==== Material
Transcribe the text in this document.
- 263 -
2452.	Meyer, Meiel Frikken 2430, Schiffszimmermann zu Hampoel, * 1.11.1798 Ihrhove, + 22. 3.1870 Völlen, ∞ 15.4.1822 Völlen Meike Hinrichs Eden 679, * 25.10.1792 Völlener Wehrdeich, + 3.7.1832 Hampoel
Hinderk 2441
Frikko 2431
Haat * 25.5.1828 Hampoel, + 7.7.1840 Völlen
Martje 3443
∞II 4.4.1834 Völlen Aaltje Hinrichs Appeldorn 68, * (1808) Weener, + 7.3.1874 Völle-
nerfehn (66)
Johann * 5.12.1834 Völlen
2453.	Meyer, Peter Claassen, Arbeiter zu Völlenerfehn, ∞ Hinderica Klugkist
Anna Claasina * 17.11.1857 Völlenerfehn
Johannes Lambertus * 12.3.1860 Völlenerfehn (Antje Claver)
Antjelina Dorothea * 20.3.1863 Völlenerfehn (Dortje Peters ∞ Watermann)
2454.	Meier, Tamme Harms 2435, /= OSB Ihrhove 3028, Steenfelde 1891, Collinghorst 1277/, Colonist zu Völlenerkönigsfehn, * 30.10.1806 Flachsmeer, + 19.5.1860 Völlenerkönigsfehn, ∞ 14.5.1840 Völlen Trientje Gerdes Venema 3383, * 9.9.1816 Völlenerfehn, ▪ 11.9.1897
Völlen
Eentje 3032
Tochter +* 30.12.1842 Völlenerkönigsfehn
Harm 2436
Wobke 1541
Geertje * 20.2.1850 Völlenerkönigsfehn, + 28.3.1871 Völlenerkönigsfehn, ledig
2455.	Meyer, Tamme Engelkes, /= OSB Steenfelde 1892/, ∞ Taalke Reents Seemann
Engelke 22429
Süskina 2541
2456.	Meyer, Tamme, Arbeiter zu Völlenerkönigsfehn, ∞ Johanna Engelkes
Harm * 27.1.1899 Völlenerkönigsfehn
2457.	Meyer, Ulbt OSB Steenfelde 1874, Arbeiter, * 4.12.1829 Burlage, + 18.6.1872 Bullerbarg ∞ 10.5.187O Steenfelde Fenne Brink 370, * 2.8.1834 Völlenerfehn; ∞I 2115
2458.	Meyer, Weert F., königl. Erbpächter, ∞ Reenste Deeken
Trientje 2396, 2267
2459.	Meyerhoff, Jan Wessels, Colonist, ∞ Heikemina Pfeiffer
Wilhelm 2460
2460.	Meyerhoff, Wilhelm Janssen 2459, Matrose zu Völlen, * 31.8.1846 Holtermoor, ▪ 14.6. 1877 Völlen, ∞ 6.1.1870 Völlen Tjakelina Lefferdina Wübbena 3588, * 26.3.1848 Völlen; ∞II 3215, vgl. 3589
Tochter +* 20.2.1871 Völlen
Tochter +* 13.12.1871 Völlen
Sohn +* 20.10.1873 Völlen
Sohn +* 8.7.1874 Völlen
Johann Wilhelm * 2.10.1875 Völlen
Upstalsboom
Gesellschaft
========
— To be done —
Return each line of the listing that holds the string "Tamme".

— Answer in full —
2454.	Meier, Tamme Harms 2435, /= OSB Ihrhove 3028, Steenfelde 1891, Collinghorst 1277/, Colonist zu Völlenerkönigsfehn, * 30.10.1806 Flachsmeer, + 19.5.1860 Völlenerkönigsfehn, ∞ 14.5.1840 Völlen Trientje Gerdes Venema 3383, * 9.9.1816 Völlenerfehn, ▪ 11.9.1897
2455.	Meyer, Tamme Engelkes, /= OSB Steenfelde 1892/, ∞ Taalke Reents Seemann
2456.	Meyer, Tamme, Arbeiter zu Völlenerkönigsfehn, ∞ Johanna Engelkes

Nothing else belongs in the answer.